+++ DATA TO USE +++

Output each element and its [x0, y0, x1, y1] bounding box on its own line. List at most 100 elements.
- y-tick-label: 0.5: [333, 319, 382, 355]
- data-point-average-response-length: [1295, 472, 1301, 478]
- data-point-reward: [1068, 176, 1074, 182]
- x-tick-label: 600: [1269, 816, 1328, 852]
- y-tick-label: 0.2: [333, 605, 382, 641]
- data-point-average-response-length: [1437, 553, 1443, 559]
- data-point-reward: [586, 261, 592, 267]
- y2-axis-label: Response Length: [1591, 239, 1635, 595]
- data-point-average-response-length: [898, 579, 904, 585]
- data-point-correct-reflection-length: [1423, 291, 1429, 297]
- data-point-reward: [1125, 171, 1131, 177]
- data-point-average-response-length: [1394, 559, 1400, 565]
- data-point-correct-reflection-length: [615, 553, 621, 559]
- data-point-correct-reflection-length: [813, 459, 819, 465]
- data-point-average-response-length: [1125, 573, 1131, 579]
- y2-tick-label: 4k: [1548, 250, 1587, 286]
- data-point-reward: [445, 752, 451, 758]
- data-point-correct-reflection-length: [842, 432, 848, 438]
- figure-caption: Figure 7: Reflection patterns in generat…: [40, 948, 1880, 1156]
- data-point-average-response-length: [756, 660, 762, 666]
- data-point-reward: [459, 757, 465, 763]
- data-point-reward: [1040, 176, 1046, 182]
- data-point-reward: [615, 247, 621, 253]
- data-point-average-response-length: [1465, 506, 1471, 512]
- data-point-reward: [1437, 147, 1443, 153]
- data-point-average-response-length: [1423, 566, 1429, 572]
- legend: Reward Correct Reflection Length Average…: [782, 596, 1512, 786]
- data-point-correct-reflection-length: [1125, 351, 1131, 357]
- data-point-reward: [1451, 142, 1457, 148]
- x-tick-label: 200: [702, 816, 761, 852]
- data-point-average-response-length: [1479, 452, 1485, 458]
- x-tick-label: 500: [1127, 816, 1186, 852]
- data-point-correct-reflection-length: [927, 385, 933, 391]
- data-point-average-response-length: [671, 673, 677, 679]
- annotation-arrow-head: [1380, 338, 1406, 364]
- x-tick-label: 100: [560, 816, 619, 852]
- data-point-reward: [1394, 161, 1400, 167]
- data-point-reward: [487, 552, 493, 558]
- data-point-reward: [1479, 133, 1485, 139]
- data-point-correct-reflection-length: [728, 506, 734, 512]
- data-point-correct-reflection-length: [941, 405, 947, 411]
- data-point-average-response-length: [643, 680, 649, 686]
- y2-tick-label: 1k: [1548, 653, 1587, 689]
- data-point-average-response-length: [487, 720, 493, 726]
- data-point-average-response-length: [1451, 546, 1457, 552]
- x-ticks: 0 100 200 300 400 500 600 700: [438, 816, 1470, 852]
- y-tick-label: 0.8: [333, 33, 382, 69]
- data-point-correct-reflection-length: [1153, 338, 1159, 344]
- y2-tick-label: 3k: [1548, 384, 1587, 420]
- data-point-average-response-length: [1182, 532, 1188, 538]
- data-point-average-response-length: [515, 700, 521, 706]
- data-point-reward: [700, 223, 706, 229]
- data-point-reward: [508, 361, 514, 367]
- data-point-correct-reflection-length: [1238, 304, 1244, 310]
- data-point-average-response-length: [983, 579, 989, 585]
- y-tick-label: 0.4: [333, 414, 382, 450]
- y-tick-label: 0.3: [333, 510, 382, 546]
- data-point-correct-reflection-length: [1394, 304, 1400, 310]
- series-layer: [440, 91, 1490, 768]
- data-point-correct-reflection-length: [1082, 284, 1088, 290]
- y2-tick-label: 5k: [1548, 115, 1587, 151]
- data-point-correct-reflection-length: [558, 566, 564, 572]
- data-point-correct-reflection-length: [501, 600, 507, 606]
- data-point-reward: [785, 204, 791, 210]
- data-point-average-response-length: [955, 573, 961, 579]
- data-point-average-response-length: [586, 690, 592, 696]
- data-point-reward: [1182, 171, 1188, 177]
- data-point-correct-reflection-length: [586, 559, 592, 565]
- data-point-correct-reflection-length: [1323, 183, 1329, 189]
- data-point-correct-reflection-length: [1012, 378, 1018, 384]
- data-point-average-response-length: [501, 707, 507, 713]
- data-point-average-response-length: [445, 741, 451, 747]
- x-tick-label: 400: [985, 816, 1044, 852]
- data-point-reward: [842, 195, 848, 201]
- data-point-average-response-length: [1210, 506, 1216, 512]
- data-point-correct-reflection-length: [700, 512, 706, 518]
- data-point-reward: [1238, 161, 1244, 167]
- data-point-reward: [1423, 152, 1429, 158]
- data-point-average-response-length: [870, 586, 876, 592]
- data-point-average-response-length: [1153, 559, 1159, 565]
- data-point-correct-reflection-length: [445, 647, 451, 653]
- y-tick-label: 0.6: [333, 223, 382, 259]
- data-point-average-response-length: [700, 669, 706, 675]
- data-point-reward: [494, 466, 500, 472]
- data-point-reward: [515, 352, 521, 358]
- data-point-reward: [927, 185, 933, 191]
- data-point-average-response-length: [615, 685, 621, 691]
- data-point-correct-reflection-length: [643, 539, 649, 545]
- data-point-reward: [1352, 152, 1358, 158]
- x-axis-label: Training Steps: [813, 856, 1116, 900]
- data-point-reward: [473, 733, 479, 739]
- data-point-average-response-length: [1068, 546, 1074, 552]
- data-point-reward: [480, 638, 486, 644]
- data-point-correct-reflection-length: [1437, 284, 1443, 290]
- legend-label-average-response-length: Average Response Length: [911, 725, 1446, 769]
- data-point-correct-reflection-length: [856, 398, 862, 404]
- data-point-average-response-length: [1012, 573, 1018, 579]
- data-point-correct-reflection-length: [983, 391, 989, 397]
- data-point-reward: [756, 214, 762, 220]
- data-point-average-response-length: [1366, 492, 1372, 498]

+++

→ **OBJECTIVE**:
In every one of the lines above, swap "data-point-reward" for "data-point-score" and leave the rest untouched.

→ **EXERCISE RESPONSE**:
Output each element and its [x0, y0, x1, y1] bounding box on its own line. List at most 100 elements.
- y-tick-label: 0.5: [333, 319, 382, 355]
- data-point-average-response-length: [1295, 472, 1301, 478]
- data-point-score: [1068, 176, 1074, 182]
- x-tick-label: 600: [1269, 816, 1328, 852]
- y-tick-label: 0.2: [333, 605, 382, 641]
- data-point-average-response-length: [1437, 553, 1443, 559]
- data-point-score: [586, 261, 592, 267]
- y2-axis-label: Response Length: [1591, 239, 1635, 595]
- data-point-average-response-length: [898, 579, 904, 585]
- data-point-correct-reflection-length: [1423, 291, 1429, 297]
- data-point-score: [1125, 171, 1131, 177]
- data-point-average-response-length: [1394, 559, 1400, 565]
- data-point-correct-reflection-length: [615, 553, 621, 559]
- data-point-correct-reflection-length: [813, 459, 819, 465]
- data-point-average-response-length: [1125, 573, 1131, 579]
- y2-tick-label: 4k: [1548, 250, 1587, 286]
- data-point-score: [445, 752, 451, 758]
- data-point-correct-reflection-length: [842, 432, 848, 438]
- figure-caption: Figure 7: Reflection patterns in generat…: [40, 948, 1880, 1156]
- data-point-average-response-length: [756, 660, 762, 666]
- data-point-score: [459, 757, 465, 763]
- data-point-score: [1040, 176, 1046, 182]
- data-point-score: [615, 247, 621, 253]
- data-point-average-response-length: [1465, 506, 1471, 512]
- data-point-score: [1437, 147, 1443, 153]
- data-point-average-response-length: [1423, 566, 1429, 572]
- legend: Reward Correct Reflection Length Average…: [782, 596, 1512, 786]
- data-point-correct-reflection-length: [1125, 351, 1131, 357]
- data-point-score: [1451, 142, 1457, 148]
- x-tick-label: 200: [702, 816, 761, 852]
- data-point-average-response-length: [1479, 452, 1485, 458]
- x-tick-label: 500: [1127, 816, 1186, 852]
- data-point-correct-reflection-length: [927, 385, 933, 391]
- data-point-average-response-length: [671, 673, 677, 679]
- annotation-arrow-head: [1380, 338, 1406, 364]
- x-tick-label: 100: [560, 816, 619, 852]
- data-point-score: [1394, 161, 1400, 167]
- data-point-score: [487, 552, 493, 558]
- data-point-score: [1479, 133, 1485, 139]
- data-point-correct-reflection-length: [728, 506, 734, 512]
- data-point-correct-reflection-length: [941, 405, 947, 411]
- data-point-average-response-length: [643, 680, 649, 686]
- y2-tick-label: 1k: [1548, 653, 1587, 689]
- data-point-average-response-length: [487, 720, 493, 726]
- data-point-average-response-length: [1451, 546, 1457, 552]
- x-ticks: 0 100 200 300 400 500 600 700: [438, 816, 1470, 852]
- y-tick-label: 0.8: [333, 33, 382, 69]
- data-point-correct-reflection-length: [1153, 338, 1159, 344]
- y2-tick-label: 3k: [1548, 384, 1587, 420]
- data-point-average-response-length: [1182, 532, 1188, 538]
- data-point-average-response-length: [515, 700, 521, 706]
- data-point-score: [700, 223, 706, 229]
- data-point-score: [508, 361, 514, 367]
- data-point-correct-reflection-length: [1238, 304, 1244, 310]
- data-point-average-response-length: [983, 579, 989, 585]
- y-tick-label: 0.4: [333, 414, 382, 450]
- y-tick-label: 0.3: [333, 510, 382, 546]
- data-point-correct-reflection-length: [1394, 304, 1400, 310]
- series-layer: [440, 91, 1490, 768]
- data-point-correct-reflection-length: [1082, 284, 1088, 290]
- y2-tick-label: 5k: [1548, 115, 1587, 151]
- data-point-correct-reflection-length: [558, 566, 564, 572]
- data-point-correct-reflection-length: [501, 600, 507, 606]
- data-point-score: [785, 204, 791, 210]
- data-point-average-response-length: [955, 573, 961, 579]
- data-point-average-response-length: [586, 690, 592, 696]
- data-point-score: [1182, 171, 1188, 177]
- data-point-correct-reflection-length: [586, 559, 592, 565]
- data-point-correct-reflection-length: [1323, 183, 1329, 189]
- data-point-correct-reflection-length: [1012, 378, 1018, 384]
- data-point-average-response-length: [501, 707, 507, 713]
- data-point-average-response-length: [445, 741, 451, 747]
- x-tick-label: 400: [985, 816, 1044, 852]
- data-point-score: [842, 195, 848, 201]
- data-point-average-response-length: [1210, 506, 1216, 512]
- data-point-correct-reflection-length: [700, 512, 706, 518]
- data-point-score: [1238, 161, 1244, 167]
- data-point-score: [1423, 152, 1429, 158]
- data-point-average-response-length: [870, 586, 876, 592]
- data-point-average-response-length: [1153, 559, 1159, 565]
- data-point-correct-reflection-length: [445, 647, 451, 653]
- y-tick-label: 0.6: [333, 223, 382, 259]
- data-point-average-response-length: [700, 669, 706, 675]
- data-point-score: [494, 466, 500, 472]
- data-point-score: [515, 352, 521, 358]
- data-point-score: [927, 185, 933, 191]
- data-point-average-response-length: [615, 685, 621, 691]
- data-point-correct-reflection-length: [643, 539, 649, 545]
- data-point-score: [1352, 152, 1358, 158]
- x-axis-label: Training Steps: [813, 856, 1116, 900]
- data-point-score: [473, 733, 479, 739]
- data-point-average-response-length: [1068, 546, 1074, 552]
- data-point-score: [480, 638, 486, 644]
- data-point-correct-reflection-length: [1437, 284, 1443, 290]
- legend-label-average-response-length: Average Response Length: [911, 725, 1446, 769]
- data-point-correct-reflection-length: [856, 398, 862, 404]
- data-point-average-response-length: [1012, 573, 1018, 579]
- data-point-correct-reflection-length: [983, 391, 989, 397]
- data-point-score: [756, 214, 762, 220]
- data-point-average-response-length: [1366, 492, 1372, 498]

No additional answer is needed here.